→ **Objective**:
Find every line with the string "votre" in it, count them, and reply with that count only.

→ **Records for the exercise**:
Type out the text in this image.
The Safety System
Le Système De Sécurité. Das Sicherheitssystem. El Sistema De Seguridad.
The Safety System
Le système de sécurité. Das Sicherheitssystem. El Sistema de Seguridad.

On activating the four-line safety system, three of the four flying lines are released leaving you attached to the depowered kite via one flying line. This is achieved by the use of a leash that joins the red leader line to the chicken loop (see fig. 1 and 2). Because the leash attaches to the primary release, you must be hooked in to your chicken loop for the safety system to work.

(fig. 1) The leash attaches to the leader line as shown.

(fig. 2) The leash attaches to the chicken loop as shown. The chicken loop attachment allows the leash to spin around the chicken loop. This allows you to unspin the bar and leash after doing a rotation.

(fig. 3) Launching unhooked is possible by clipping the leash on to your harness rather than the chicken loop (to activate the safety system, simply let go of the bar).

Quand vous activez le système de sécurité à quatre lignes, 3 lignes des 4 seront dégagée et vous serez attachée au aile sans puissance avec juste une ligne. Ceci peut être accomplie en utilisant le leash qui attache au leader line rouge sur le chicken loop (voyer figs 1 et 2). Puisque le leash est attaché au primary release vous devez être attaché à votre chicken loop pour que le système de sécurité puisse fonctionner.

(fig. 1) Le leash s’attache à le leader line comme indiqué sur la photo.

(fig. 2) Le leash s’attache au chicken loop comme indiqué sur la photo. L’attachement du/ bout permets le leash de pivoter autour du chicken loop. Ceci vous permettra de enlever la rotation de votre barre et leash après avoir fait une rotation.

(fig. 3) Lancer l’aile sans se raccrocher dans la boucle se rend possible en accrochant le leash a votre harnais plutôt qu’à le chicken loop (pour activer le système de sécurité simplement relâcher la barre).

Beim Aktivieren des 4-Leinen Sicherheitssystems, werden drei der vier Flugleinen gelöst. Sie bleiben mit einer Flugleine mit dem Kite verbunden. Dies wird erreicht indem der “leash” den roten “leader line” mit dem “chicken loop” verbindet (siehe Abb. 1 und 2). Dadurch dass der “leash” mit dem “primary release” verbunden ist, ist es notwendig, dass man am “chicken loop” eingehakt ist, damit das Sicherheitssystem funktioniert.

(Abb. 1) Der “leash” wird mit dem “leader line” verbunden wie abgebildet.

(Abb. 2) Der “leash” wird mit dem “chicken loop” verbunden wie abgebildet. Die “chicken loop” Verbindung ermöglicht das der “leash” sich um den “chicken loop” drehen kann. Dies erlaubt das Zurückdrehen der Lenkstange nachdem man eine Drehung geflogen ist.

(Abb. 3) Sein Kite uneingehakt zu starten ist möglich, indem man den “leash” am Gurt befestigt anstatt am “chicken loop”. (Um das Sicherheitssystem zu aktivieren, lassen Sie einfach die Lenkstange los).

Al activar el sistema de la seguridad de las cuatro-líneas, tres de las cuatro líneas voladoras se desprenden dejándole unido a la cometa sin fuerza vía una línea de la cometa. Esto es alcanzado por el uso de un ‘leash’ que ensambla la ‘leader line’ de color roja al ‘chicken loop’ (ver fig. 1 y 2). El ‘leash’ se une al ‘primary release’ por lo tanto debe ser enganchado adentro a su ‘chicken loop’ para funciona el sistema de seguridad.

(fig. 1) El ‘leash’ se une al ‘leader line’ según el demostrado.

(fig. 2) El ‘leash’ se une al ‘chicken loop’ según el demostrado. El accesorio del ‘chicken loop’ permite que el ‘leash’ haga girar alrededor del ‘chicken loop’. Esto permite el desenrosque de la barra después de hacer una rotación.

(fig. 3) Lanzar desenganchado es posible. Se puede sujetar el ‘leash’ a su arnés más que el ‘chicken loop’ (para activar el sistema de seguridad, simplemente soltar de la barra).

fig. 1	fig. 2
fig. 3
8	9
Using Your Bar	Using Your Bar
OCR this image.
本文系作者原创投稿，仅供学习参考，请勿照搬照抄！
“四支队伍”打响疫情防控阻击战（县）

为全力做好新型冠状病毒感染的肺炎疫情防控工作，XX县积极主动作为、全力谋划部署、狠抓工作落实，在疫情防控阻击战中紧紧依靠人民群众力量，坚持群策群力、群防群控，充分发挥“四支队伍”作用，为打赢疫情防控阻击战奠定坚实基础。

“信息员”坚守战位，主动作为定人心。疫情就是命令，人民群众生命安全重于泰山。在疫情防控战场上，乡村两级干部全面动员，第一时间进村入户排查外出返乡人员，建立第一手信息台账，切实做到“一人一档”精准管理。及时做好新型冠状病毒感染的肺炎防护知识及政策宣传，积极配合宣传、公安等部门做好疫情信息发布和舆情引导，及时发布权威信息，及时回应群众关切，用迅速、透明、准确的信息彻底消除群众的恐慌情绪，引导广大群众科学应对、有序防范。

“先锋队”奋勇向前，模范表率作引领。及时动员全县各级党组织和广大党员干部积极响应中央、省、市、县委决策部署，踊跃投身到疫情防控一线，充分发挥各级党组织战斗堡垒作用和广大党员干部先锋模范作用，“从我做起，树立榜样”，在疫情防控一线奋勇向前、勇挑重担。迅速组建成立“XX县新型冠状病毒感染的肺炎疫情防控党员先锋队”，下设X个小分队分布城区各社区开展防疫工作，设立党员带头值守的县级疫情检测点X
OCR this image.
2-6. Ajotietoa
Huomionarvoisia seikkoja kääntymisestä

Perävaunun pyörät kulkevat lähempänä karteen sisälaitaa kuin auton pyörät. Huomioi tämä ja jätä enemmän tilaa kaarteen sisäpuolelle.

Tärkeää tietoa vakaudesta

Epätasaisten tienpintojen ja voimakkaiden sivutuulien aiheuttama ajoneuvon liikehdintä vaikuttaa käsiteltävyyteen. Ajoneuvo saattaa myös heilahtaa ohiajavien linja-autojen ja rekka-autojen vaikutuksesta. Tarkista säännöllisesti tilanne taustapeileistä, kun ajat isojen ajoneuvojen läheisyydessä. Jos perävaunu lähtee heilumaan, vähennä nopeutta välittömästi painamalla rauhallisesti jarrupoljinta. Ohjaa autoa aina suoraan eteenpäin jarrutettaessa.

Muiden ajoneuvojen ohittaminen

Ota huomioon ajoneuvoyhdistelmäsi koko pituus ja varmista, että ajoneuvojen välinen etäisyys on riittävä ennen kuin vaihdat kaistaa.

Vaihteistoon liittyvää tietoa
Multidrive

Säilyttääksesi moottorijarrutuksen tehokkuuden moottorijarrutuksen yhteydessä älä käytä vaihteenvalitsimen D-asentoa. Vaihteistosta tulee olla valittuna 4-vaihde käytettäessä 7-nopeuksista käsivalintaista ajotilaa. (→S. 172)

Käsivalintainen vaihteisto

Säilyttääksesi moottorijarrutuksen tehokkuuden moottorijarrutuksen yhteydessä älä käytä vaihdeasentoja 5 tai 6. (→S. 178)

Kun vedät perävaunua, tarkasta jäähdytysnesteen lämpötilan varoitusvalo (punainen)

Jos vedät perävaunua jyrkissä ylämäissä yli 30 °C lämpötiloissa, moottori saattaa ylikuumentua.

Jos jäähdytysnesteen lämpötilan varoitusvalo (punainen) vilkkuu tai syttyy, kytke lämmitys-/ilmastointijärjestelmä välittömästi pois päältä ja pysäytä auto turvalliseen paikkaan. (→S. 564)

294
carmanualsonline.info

→ **Written reply**:
3